— BEGIN —
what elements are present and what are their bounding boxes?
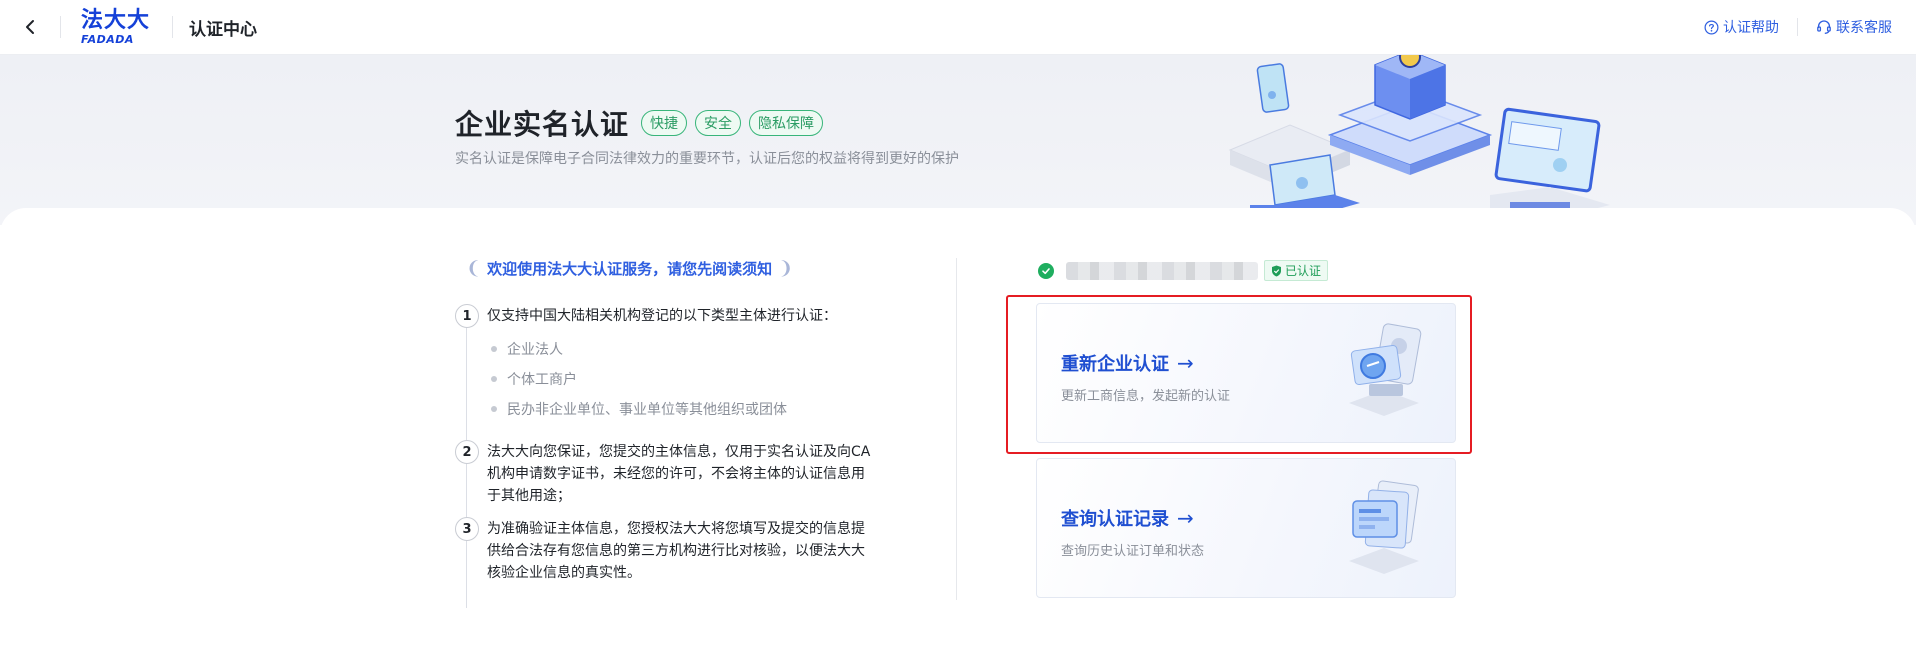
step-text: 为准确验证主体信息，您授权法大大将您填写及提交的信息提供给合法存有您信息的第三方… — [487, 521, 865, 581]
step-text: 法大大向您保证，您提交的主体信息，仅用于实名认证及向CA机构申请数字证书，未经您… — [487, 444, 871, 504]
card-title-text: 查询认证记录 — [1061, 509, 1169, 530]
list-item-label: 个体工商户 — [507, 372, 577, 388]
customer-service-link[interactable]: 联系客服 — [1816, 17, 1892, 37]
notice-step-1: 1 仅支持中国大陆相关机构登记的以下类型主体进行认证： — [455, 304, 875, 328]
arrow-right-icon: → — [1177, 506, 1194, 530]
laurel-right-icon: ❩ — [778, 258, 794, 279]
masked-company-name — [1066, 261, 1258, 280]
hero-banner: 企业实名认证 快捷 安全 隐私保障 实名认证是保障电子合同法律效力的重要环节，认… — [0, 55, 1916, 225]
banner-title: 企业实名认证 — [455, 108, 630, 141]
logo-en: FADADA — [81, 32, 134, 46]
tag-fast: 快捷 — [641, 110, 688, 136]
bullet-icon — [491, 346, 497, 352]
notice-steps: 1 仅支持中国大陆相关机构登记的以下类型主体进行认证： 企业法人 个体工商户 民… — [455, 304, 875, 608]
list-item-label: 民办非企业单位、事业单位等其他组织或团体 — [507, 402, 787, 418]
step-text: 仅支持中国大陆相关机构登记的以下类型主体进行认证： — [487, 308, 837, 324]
— END —
◆ TASK STATEMENT: Reproduce every line of the rows above verbatim, leaving out the pictures.

◆ EXPECTED OUTPUT:
what elements are present and what are their bounding boxes?
step-text: 为准确验证主体信息，您授权法大大将您填写及提交的信息提供给合法存有您信息的第三方… — [487, 521, 865, 581]
step-text: 法大大向您保证，您提交的主体信息，仅用于实名认证及向CA机构申请数字证书，未经您… — [487, 444, 871, 504]
card-title-text: 查询认证记录 — [1061, 509, 1169, 530]
list-item-label: 个体工商户 — [507, 372, 577, 388]
customer-service-link[interactable]: 联系客服 — [1816, 17, 1892, 37]
notice-step-1: 1 仅支持中国大陆相关机构登记的以下类型主体进行认证： — [455, 304, 875, 328]
arrow-right-icon: → — [1177, 506, 1194, 530]
laurel-right-icon: ❩ — [778, 258, 794, 279]
masked-company-name — [1066, 261, 1258, 280]
hero-banner: 企业实名认证 快捷 安全 隐私保障 实名认证是保障电子合同法律效力的重要环节，认… — [0, 55, 1916, 225]
banner-title: 企业实名认证 — [455, 108, 630, 141]
logo-en: FADADA — [81, 32, 134, 46]
tag-fast: 快捷 — [641, 110, 688, 136]
bullet-icon — [491, 346, 497, 352]
notice-steps: 1 仅支持中国大陆相关机构登记的以下类型主体进行认证： 企业法人 个体工商户 民… — [455, 304, 875, 608]
list-item-label: 民办非企业单位、事业单位等其他组织或团体 — [507, 402, 787, 418]
step-text: 仅支持中国大陆相关机构登记的以下类型主体进行认证： — [487, 308, 837, 324]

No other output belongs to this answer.